* Start TEXT PASSAGE *

MIDI::Ngram - Find the top repeated note phrases of MIDI files

=head1 VERSION

version 0.1806

=head1 SYNOPSIS

  use MIDI::Ngram;

  # Analyze a tune and build a new MIDI file of repetitions
  my $mng = MIDI::Ngram->new(
    in_file      => [ 'eg/twinkle_twinkle.mid' ],
    ngram_size   => 3,
    min_phrases  => 3,
    max_phrases  => 0, # Analyze all events
    patches      => [qw( 68 69 70 71 72 73 )],
    random_patch => 1,
  );

  $mng->process;

  # Analyze
  print Dumper $mng->dura_notes;
  print Dumper $mng->duras;
  print Dumper $mng->notes;

  print Dumper $mng->dura_note_net;
  print Dumper $mng->dura_net;
  print Dumper $mng->note_net;

  my $playback = $mng->populate;
  print $playback;

  $mng->write;

  # Convert a MIDI number string to a duration or note name.
  my $named = $mng->dura_convert('96'); # qn
  $named = $mng->note_convert('60 61,62'); # C4 Cs4,D4

=head1 DESCRIPTION

C<MIDI::Ngram> parses a given list of MIDI files, finds the top
repeated note phrases, builds the transition networks, and renders to
a MIDI file if desired.

* End TEXT PASSAGE *
* Start MATERIAL SHOWN *

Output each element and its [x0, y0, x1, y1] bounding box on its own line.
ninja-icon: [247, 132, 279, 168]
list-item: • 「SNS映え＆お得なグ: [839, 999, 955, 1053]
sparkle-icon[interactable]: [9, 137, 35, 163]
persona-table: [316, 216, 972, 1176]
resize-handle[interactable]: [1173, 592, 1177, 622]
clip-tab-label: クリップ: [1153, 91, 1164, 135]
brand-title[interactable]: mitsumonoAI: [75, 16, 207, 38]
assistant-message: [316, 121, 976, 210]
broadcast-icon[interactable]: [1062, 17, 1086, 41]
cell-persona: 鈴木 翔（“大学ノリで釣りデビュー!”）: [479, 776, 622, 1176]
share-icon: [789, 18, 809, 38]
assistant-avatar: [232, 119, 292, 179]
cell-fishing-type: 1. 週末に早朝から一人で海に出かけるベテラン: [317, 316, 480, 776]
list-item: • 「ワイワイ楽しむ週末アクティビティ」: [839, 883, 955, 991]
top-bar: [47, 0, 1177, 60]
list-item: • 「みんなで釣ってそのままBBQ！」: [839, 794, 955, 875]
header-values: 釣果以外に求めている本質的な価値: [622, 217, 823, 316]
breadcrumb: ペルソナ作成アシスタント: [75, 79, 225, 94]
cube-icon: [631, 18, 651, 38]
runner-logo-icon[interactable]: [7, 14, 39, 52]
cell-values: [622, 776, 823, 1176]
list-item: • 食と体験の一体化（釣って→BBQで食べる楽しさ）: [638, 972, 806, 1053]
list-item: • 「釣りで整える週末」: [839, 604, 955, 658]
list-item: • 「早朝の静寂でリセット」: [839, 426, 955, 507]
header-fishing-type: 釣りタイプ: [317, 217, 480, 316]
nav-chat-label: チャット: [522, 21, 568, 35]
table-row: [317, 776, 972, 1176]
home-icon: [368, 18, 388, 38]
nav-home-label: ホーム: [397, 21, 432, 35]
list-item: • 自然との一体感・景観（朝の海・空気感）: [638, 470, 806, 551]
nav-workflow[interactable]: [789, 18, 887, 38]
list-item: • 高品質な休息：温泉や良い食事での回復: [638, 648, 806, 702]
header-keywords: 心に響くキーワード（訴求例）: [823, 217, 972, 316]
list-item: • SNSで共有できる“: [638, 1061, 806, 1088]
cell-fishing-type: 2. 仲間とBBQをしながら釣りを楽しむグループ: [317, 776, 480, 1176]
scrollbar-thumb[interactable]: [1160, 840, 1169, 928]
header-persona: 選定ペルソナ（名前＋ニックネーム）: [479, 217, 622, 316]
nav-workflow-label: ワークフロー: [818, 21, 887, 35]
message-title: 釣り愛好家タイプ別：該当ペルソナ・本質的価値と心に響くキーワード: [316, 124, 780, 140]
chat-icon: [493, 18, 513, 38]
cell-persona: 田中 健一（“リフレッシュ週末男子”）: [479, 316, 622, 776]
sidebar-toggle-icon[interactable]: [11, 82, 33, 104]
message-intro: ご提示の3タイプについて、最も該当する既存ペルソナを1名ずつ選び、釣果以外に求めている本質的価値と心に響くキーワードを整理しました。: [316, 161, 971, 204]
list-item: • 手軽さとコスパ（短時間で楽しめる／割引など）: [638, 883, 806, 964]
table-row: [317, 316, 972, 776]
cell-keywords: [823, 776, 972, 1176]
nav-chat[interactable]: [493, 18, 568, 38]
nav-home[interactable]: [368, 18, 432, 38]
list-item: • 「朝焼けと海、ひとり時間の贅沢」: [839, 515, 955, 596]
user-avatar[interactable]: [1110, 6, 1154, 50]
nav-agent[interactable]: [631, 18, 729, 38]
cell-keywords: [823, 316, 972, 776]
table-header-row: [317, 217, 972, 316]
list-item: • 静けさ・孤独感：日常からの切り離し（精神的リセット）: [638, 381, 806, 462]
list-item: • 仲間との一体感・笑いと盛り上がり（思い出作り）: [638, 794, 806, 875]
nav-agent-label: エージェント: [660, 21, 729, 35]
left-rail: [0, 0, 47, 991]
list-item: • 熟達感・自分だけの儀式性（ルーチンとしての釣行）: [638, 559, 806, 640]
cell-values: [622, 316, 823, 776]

* End MATERIAL SHOWN *

> _STATED EXERCISE A_:
Which version number does the MIDI::Ngram text give?
> _STATED EXERCISE B_:
Please switch "list-item" to "bullet-item" everywhere in the records from the first line through the line containing "sidebar-toggle-icon[interactable]: [11, 82, 33, 104]", and return only those lines with nothing else altered.
These records have no connection to the MIDI::Ngram text.

> _FINAL ANSWER A_:
Version 0.1806.

> _FINAL ANSWER B_:
Output each element and its [x0, y0, x1, y1] bounding box on its own line.
ninja-icon: [247, 132, 279, 168]
bullet-item: • 「SNS映え＆お得なグ: [839, 999, 955, 1053]
sparkle-icon[interactable]: [9, 137, 35, 163]
persona-table: [316, 216, 972, 1176]
resize-handle[interactable]: [1173, 592, 1177, 622]
clip-tab-label: クリップ: [1153, 91, 1164, 135]
brand-title[interactable]: mitsumonoAI: [75, 16, 207, 38]
assistant-message: [316, 121, 976, 210]
broadcast-icon[interactable]: [1062, 17, 1086, 41]
cell-persona: 鈴木 翔（“大学ノリで釣りデビュー!”）: [479, 776, 622, 1176]
share-icon: [789, 18, 809, 38]
assistant-avatar: [232, 119, 292, 179]
cell-fishing-type: 1. 週末に早朝から一人で海に出かけるベテラン: [317, 316, 480, 776]
bullet-item: • 「ワイワイ楽しむ週末アクティビティ」: [839, 883, 955, 991]
top-bar: [47, 0, 1177, 60]
bullet-item: • 「みんなで釣ってそのままBBQ！」: [839, 794, 955, 875]
header-values: 釣果以外に求めている本質的な価値: [622, 217, 823, 316]
breadcrumb: ペルソナ作成アシスタント: [75, 79, 225, 94]
cube-icon: [631, 18, 651, 38]
runner-logo-icon[interactable]: [7, 14, 39, 52]
cell-values: [622, 776, 823, 1176]
bullet-item: • 食と体験の一体化（釣って→BBQで食べる楽しさ）: [638, 972, 806, 1053]
bullet-item: • 「釣りで整える週末」: [839, 604, 955, 658]
bullet-item: • 「早朝の静寂でリセット」: [839, 426, 955, 507]
header-fishing-type: 釣りタイプ: [317, 217, 480, 316]
nav-chat-label: チャット: [522, 21, 568, 35]
table-row: [317, 776, 972, 1176]
home-icon: [368, 18, 388, 38]
nav-home-label: ホーム: [397, 21, 432, 35]
bullet-item: • 自然との一体感・景観（朝の海・空気感）: [638, 470, 806, 551]
nav-workflow[interactable]: [789, 18, 887, 38]
bullet-item: • 高品質な休息：温泉や良い食事での回復: [638, 648, 806, 702]
header-keywords: 心に響くキーワード（訴求例）: [823, 217, 972, 316]
bullet-item: • SNSで共有できる“: [638, 1061, 806, 1088]
cell-fishing-type: 2. 仲間とBBQをしながら釣りを楽しむグループ: [317, 776, 480, 1176]
scrollbar-thumb[interactable]: [1160, 840, 1169, 928]
header-persona: 選定ペルソナ（名前＋ニックネーム）: [479, 217, 622, 316]
nav-workflow-label: ワークフロー: [818, 21, 887, 35]
message-title: 釣り愛好家タイプ別：該当ペルソナ・本質的価値と心に響くキーワード: [316, 124, 780, 140]
chat-icon: [493, 18, 513, 38]
cell-persona: 田中 健一（“リフレッシュ週末男子”）: [479, 316, 622, 776]
sidebar-toggle-icon[interactable]: [11, 82, 33, 104]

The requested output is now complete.